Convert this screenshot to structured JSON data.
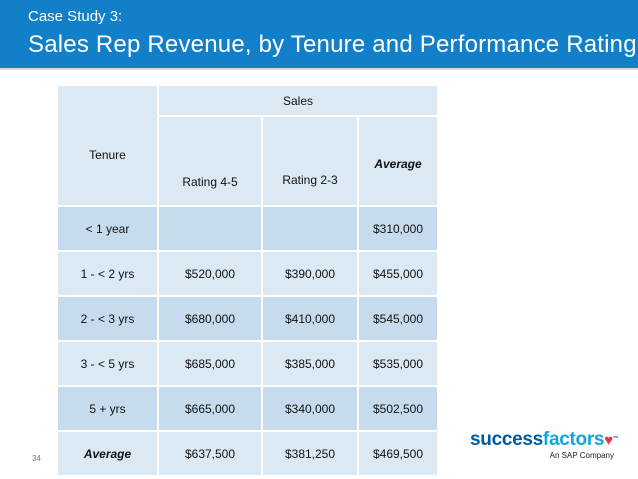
{
  "header": {
    "kicker": "Case Study 3:",
    "title": "Sales Rep Revenue, by Tenure and Performance Rating"
  },
  "table": {
    "group_header": "Sales",
    "columns": {
      "tenure": "Tenure",
      "rating_45": "Rating 4-5",
      "rating_23": "Rating 2-3",
      "average": "Average"
    },
    "rows": [
      {
        "tenure": "< 1 year",
        "rating_45": "",
        "rating_23": "",
        "average": "$310,000"
      },
      {
        "tenure": "1 - < 2 yrs",
        "rating_45": "$520,000",
        "rating_23": "$390,000",
        "average": "$455,000"
      },
      {
        "tenure": "2 - < 3 yrs",
        "rating_45": "$680,000",
        "rating_23": "$410,000",
        "average": "$545,000"
      },
      {
        "tenure": "3 - < 5 yrs",
        "rating_45": "$685,000",
        "rating_23": "$385,000",
        "average": "$535,000"
      },
      {
        "tenure": "5 + yrs",
        "rating_45": "$665,000",
        "rating_23": "$340,000",
        "average": "$502,500"
      },
      {
        "tenure": "Average",
        "rating_45": "$637,500",
        "rating_23": "$381,250",
        "average": "$469,500"
      }
    ]
  },
  "footer": {
    "page_number": "34",
    "logo": {
      "success": "success",
      "factors": "factors",
      "tagline": "An SAP Company"
    }
  }
}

→ **WHAT THE EXERCISE ASKS**
Your task is to set down the records shown above exactly, minus any pictures.

→ **PROBLEM SOLUTION**
Convert this screenshot to structured JSON data.
{
  "header": {
    "kicker": "Case Study 3:",
    "title": "Sales Rep Revenue, by Tenure and Performance Rating"
  },
  "table": {
    "group_header": "Sales",
    "columns": {
      "tenure": "Tenure",
      "rating_45": "Rating 4-5",
      "rating_23": "Rating 2-3",
      "average": "Average"
    },
    "rows": [
      {
        "tenure": "< 1 year",
        "rating_45": "",
        "rating_23": "",
        "average": "$310,000"
      },
      {
        "tenure": "1 - < 2 yrs",
        "rating_45": "$520,000",
        "rating_23": "$390,000",
        "average": "$455,000"
      },
      {
        "tenure": "2 - < 3 yrs",
        "rating_45": "$680,000",
        "rating_23": "$410,000",
        "average": "$545,000"
      },
      {
        "tenure": "3 - < 5 yrs",
        "rating_45": "$685,000",
        "rating_23": "$385,000",
        "average": "$535,000"
      },
      {
        "tenure": "5 + yrs",
        "rating_45": "$665,000",
        "rating_23": "$340,000",
        "average": "$502,500"
      },
      {
        "tenure": "Average",
        "rating_45": "$637,500",
        "rating_23": "$381,250",
        "average": "$469,500"
      }
    ]
  },
  "footer": {
    "page_number": "34",
    "logo": {
      "success": "success",
      "factors": "factors",
      "tagline": "An SAP Company"
    }
  }
}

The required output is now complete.